[DIRECTIONS] Copy out all lines that carry the word "text".

--- START ---

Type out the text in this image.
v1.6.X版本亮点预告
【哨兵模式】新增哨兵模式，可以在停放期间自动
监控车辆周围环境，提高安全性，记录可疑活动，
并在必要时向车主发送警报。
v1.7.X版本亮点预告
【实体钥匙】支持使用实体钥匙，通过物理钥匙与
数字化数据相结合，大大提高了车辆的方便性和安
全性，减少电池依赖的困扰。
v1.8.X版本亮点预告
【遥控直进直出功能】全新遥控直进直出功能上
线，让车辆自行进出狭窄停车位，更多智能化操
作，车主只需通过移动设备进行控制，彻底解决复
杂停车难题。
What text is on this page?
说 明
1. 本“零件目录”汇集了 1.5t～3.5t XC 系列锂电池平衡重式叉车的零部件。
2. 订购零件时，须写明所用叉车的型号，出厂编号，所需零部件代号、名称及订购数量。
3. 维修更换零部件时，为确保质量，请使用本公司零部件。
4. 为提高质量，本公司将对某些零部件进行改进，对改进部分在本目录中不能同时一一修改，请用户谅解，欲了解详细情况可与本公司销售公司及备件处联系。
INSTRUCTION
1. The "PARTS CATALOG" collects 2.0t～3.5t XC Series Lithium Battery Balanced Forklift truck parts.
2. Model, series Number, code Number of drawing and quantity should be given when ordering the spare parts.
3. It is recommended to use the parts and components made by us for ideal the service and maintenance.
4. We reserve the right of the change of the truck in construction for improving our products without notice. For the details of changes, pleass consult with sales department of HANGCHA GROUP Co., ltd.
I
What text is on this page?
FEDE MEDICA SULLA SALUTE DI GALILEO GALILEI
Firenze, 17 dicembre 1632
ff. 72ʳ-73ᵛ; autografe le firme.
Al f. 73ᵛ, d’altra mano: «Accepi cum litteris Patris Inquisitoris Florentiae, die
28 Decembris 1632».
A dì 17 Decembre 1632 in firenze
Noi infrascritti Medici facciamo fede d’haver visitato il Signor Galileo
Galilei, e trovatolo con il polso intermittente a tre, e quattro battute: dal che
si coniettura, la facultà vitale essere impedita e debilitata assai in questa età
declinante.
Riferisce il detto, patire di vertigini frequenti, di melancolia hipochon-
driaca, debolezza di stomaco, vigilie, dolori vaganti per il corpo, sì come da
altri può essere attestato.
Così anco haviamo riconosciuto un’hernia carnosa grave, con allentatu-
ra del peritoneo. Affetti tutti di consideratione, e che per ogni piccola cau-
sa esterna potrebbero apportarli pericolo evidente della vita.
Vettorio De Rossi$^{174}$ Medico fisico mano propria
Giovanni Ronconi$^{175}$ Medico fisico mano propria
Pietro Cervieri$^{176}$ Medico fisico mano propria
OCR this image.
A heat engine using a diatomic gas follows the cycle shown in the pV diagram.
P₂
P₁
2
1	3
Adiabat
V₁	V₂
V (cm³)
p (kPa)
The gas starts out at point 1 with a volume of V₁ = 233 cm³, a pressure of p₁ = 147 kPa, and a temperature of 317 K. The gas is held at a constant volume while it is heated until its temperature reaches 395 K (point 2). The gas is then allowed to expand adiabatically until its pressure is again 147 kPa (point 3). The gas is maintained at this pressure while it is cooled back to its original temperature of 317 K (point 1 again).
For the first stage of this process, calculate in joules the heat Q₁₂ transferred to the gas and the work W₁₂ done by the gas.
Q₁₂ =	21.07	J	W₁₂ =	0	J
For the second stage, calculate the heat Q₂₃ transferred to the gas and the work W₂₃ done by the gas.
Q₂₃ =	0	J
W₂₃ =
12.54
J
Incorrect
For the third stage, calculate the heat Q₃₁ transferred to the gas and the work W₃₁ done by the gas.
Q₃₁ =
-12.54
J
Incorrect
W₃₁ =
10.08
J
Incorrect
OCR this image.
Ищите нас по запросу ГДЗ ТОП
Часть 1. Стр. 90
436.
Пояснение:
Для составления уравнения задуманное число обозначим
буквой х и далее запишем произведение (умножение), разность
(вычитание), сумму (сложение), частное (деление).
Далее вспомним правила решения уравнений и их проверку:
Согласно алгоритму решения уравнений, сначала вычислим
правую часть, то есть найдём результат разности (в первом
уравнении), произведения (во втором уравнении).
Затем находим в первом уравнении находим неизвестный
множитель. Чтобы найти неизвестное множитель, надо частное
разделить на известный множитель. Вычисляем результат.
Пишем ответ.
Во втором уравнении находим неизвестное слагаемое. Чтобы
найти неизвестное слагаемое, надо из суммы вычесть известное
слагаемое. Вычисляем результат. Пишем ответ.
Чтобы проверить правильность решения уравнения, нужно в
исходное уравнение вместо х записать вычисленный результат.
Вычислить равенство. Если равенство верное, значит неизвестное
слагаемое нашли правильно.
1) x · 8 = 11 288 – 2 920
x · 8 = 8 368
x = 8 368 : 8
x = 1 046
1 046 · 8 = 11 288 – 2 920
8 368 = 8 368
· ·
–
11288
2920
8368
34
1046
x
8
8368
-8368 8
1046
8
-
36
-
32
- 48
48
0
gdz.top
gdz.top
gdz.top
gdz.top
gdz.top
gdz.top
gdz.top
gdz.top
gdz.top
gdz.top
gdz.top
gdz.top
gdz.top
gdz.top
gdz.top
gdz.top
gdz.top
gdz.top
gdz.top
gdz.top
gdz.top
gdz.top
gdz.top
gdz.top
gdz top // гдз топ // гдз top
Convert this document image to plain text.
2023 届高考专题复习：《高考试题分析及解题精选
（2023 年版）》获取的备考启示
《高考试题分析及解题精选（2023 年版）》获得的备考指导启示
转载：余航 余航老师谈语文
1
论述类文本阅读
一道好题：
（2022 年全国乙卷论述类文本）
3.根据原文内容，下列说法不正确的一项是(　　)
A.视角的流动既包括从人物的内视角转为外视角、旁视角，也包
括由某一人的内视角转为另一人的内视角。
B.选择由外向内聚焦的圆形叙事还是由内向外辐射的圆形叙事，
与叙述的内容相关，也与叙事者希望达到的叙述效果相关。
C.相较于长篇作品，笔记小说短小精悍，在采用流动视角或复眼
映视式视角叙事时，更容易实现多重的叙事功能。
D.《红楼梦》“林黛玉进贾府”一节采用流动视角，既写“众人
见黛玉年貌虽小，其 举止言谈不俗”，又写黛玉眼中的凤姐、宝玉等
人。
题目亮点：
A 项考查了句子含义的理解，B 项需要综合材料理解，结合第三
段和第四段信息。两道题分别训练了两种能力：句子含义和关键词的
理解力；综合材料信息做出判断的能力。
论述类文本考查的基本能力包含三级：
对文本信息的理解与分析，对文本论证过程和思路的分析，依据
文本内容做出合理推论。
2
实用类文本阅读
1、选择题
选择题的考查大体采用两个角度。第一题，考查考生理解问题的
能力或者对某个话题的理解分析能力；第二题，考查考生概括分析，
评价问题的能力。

--- END ---

[OUTPUT OF THE TASK]
Type out the text in this image.
What text is on this page?
What text is on this page?
Convert this document image to plain text.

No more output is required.